Start Record excerpts
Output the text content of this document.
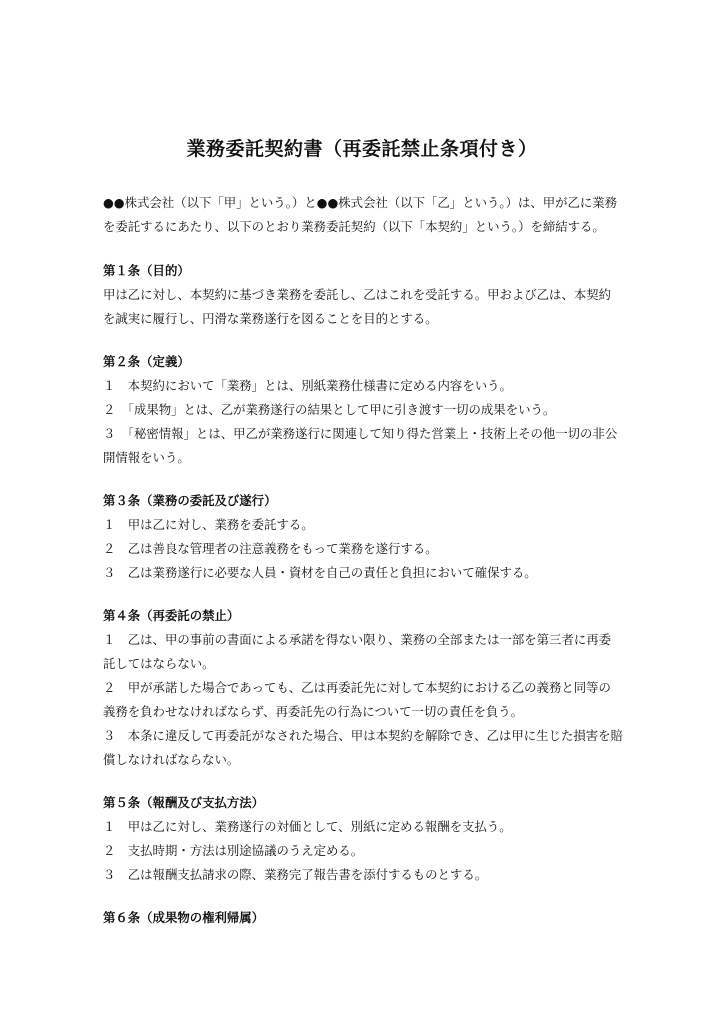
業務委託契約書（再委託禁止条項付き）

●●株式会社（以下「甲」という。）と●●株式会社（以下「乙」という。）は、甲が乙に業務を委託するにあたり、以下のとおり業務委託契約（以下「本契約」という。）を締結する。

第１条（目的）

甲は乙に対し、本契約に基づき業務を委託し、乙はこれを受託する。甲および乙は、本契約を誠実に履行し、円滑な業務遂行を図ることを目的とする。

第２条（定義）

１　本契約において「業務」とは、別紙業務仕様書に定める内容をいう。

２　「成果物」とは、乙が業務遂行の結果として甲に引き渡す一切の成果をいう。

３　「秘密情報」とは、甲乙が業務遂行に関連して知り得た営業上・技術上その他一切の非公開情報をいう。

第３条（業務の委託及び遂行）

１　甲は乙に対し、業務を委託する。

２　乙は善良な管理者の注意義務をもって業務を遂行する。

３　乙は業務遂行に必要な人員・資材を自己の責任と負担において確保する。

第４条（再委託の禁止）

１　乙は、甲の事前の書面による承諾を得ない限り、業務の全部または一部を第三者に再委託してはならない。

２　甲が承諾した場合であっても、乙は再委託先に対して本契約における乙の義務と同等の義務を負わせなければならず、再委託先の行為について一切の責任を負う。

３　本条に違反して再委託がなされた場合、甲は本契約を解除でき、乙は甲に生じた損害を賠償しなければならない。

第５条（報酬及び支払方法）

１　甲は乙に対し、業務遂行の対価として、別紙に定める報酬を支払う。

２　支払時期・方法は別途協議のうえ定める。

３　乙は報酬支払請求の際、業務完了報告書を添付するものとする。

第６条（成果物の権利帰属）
End Record excerpts
■ What this task involves: From the data above, write out everything exactly except the pictures.

■ Answer:
Output the text content of this document.
業務委託契約書（再委託禁止条項付き）

●●株式会社（以下「甲」という。）と●●株式会社（以下「乙」という。）は、甲が乙に業務を委託するにあたり、以下のとおり業務委託契約（以下「本契約」という。）を締結する。

第１条（目的）

甲は乙に対し、本契約に基づき業務を委託し、乙はこれを受託する。甲および乙は、本契約を誠実に履行し、円滑な業務遂行を図ることを目的とする。

第２条（定義）

１　本契約において「業務」とは、別紙業務仕様書に定める内容をいう。

２　「成果物」とは、乙が業務遂行の結果として甲に引き渡す一切の成果をいう。

３　「秘密情報」とは、甲乙が業務遂行に関連して知り得た営業上・技術上その他一切の非公開情報をいう。

第３条（業務の委託及び遂行）

１　甲は乙に対し、業務を委託する。

２　乙は善良な管理者の注意義務をもって業務を遂行する。

３　乙は業務遂行に必要な人員・資材を自己の責任と負担において確保する。

第４条（再委託の禁止）

１　乙は、甲の事前の書面による承諾を得ない限り、業務の全部または一部を第三者に再委託してはならない。

２　甲が承諾した場合であっても、乙は再委託先に対して本契約における乙の義務と同等の義務を負わせなければならず、再委託先の行為について一切の責任を負う。

３　本条に違反して再委託がなされた場合、甲は本契約を解除でき、乙は甲に生じた損害を賠償しなければならない。

第５条（報酬及び支払方法）

１　甲は乙に対し、業務遂行の対価として、別紙に定める報酬を支払う。

２　支払時期・方法は別途協議のうえ定める。

３　乙は報酬支払請求の際、業務完了報告書を添付するものとする。

第６条（成果物の権利帰属）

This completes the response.